Data listing
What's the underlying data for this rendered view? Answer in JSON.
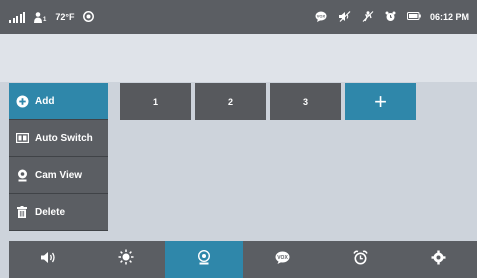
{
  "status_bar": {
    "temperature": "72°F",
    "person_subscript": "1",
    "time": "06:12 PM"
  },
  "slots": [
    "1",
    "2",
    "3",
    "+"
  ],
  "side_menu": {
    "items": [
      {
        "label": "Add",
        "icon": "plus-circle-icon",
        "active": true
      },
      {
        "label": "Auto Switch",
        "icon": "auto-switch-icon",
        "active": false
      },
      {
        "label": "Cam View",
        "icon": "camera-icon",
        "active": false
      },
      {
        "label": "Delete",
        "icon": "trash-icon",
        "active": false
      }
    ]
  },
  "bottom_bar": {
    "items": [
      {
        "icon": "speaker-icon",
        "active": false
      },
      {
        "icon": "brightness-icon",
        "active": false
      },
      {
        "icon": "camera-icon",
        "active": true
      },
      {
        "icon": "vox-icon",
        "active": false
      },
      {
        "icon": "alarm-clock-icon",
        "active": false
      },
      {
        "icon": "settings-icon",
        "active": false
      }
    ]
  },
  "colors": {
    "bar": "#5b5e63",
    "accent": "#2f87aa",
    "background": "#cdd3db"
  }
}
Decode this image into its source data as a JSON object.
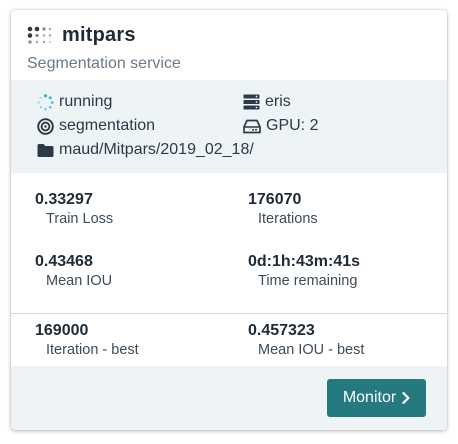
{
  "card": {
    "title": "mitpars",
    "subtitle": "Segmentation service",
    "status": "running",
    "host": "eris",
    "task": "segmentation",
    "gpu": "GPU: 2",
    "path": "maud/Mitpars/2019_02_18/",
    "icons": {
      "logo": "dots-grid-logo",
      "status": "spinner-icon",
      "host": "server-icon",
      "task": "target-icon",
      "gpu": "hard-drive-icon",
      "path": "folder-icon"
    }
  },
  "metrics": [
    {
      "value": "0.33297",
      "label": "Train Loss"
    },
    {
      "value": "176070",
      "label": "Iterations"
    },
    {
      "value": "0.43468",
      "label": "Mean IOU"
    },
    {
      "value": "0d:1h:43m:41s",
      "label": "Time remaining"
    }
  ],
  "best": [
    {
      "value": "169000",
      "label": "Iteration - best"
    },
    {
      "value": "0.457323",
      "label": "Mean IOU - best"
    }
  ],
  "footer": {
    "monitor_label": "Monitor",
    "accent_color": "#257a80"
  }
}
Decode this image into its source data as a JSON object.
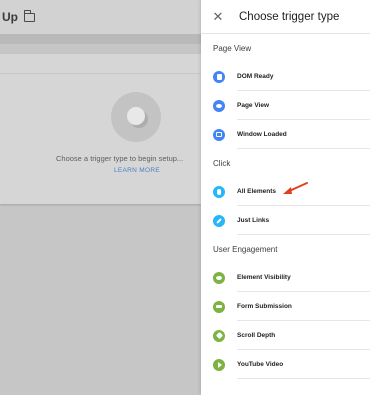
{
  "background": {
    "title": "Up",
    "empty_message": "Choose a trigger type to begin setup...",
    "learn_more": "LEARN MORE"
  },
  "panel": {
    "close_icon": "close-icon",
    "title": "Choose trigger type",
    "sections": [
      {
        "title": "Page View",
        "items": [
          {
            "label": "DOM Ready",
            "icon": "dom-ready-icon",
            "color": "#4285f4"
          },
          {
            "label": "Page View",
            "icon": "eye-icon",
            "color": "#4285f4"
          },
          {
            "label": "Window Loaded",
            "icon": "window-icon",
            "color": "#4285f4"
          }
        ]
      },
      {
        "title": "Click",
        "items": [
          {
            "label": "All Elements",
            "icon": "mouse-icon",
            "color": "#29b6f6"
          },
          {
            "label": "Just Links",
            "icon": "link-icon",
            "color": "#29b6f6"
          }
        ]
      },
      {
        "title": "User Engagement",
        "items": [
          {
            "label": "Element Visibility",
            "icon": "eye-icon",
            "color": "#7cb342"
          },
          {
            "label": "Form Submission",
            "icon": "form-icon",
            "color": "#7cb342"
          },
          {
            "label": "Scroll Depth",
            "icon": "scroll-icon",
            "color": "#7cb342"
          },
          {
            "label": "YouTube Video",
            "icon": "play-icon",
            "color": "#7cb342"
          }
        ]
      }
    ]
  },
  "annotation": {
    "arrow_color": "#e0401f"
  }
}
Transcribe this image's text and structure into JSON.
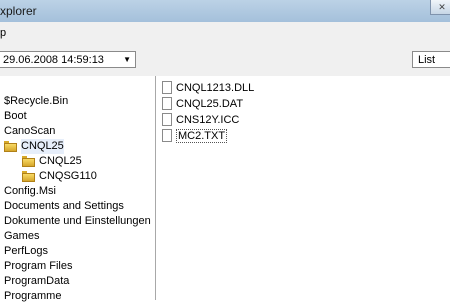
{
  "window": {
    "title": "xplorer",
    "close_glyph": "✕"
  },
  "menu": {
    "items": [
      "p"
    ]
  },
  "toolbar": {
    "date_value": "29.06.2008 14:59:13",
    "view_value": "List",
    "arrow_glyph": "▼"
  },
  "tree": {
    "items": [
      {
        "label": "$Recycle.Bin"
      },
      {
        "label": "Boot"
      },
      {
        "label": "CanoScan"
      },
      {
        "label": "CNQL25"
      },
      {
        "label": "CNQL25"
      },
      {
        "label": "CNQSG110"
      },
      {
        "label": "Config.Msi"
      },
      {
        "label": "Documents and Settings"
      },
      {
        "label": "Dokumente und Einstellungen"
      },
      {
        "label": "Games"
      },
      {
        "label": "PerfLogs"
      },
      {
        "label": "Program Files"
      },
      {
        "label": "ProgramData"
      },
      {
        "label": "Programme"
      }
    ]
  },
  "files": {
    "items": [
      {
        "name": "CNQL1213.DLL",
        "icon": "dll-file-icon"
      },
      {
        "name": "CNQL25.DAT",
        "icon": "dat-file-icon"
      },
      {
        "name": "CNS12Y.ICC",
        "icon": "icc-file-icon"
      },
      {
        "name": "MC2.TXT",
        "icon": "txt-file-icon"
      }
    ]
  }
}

Required work
Will you set down the records word for word while leaving out every picture?

The response
What's the underlying data for this rendered view? Answer in JSON.
{
  "status_bar": {
    "temperature": "72°F",
    "person_subscript": "1",
    "time": "06:12 PM"
  },
  "slots": [
    "1",
    "2",
    "3",
    "+"
  ],
  "side_menu": {
    "items": [
      {
        "label": "Add",
        "icon": "plus-circle-icon",
        "active": true
      },
      {
        "label": "Auto Switch",
        "icon": "auto-switch-icon",
        "active": false
      },
      {
        "label": "Cam View",
        "icon": "camera-icon",
        "active": false
      },
      {
        "label": "Delete",
        "icon": "trash-icon",
        "active": false
      }
    ]
  },
  "bottom_bar": {
    "items": [
      {
        "icon": "speaker-icon",
        "active": false
      },
      {
        "icon": "brightness-icon",
        "active": false
      },
      {
        "icon": "camera-icon",
        "active": true
      },
      {
        "icon": "vox-icon",
        "active": false
      },
      {
        "icon": "alarm-clock-icon",
        "active": false
      },
      {
        "icon": "settings-icon",
        "active": false
      }
    ]
  },
  "colors": {
    "bar": "#5b5e63",
    "accent": "#2f87aa",
    "background": "#cdd3db"
  }
}
Decode this image into its source data as a JSON object.
{
  "card": {
    "title": "mitpars",
    "subtitle": "Segmentation service",
    "status": "running",
    "host": "eris",
    "task": "segmentation",
    "gpu": "GPU: 2",
    "path": "maud/Mitpars/2019_02_18/",
    "icons": {
      "logo": "dots-grid-logo",
      "status": "spinner-icon",
      "host": "server-icon",
      "task": "target-icon",
      "gpu": "hard-drive-icon",
      "path": "folder-icon"
    }
  },
  "metrics": [
    {
      "value": "0.33297",
      "label": "Train Loss"
    },
    {
      "value": "176070",
      "label": "Iterations"
    },
    {
      "value": "0.43468",
      "label": "Mean IOU"
    },
    {
      "value": "0d:1h:43m:41s",
      "label": "Time remaining"
    }
  ],
  "best": [
    {
      "value": "169000",
      "label": "Iteration - best"
    },
    {
      "value": "0.457323",
      "label": "Mean IOU - best"
    }
  ],
  "footer": {
    "monitor_label": "Monitor",
    "accent_color": "#257a80"
  }
}
Decode this image into its source data as a JSON object.
{
  "background": {
    "title": "Up",
    "empty_message": "Choose a trigger type to begin setup...",
    "learn_more": "LEARN MORE"
  },
  "panel": {
    "close_icon": "close-icon",
    "title": "Choose trigger type",
    "sections": [
      {
        "title": "Page View",
        "items": [
          {
            "label": "DOM Ready",
            "icon": "dom-ready-icon",
            "color": "#4285f4"
          },
          {
            "label": "Page View",
            "icon": "eye-icon",
            "color": "#4285f4"
          },
          {
            "label": "Window Loaded",
            "icon": "window-icon",
            "color": "#4285f4"
          }
        ]
      },
      {
        "title": "Click",
        "items": [
          {
            "label": "All Elements",
            "icon": "mouse-icon",
            "color": "#29b6f6"
          },
          {
            "label": "Just Links",
            "icon": "link-icon",
            "color": "#29b6f6"
          }
        ]
      },
      {
        "title": "User Engagement",
        "items": [
          {
            "label": "Element Visibility",
            "icon": "eye-icon",
            "color": "#7cb342"
          },
          {
            "label": "Form Submission",
            "icon": "form-icon",
            "color": "#7cb342"
          },
          {
            "label": "Scroll Depth",
            "icon": "scroll-icon",
            "color": "#7cb342"
          },
          {
            "label": "YouTube Video",
            "icon": "play-icon",
            "color": "#7cb342"
          }
        ]
      }
    ]
  },
  "annotation": {
    "arrow_color": "#e0401f"
  }
}
Transcribe this image's text and structure into JSON.
{
  "window": {
    "title": "xplorer",
    "close_glyph": "✕"
  },
  "menu": {
    "items": [
      "p"
    ]
  },
  "toolbar": {
    "date_value": "29.06.2008 14:59:13",
    "view_value": "List",
    "arrow_glyph": "▼"
  },
  "tree": {
    "items": [
      {
        "label": "$Recycle.Bin"
      },
      {
        "label": "Boot"
      },
      {
        "label": "CanoScan"
      },
      {
        "label": "CNQL25"
      },
      {
        "label": "CNQL25"
      },
      {
        "label": "CNQSG110"
      },
      {
        "label": "Config.Msi"
      },
      {
        "label": "Documents and Settings"
      },
      {
        "label": "Dokumente und Einstellungen"
      },
      {
        "label": "Games"
      },
      {
        "label": "PerfLogs"
      },
      {
        "label": "Program Files"
      },
      {
        "label": "ProgramData"
      },
      {
        "label": "Programme"
      }
    ]
  },
  "files": {
    "items": [
      {
        "name": "CNQL1213.DLL",
        "icon": "dll-file-icon"
      },
      {
        "name": "CNQL25.DAT",
        "icon": "dat-file-icon"
      },
      {
        "name": "CNS12Y.ICC",
        "icon": "icc-file-icon"
      },
      {
        "name": "MC2.TXT",
        "icon": "txt-file-icon"
      }
    ]
  }
}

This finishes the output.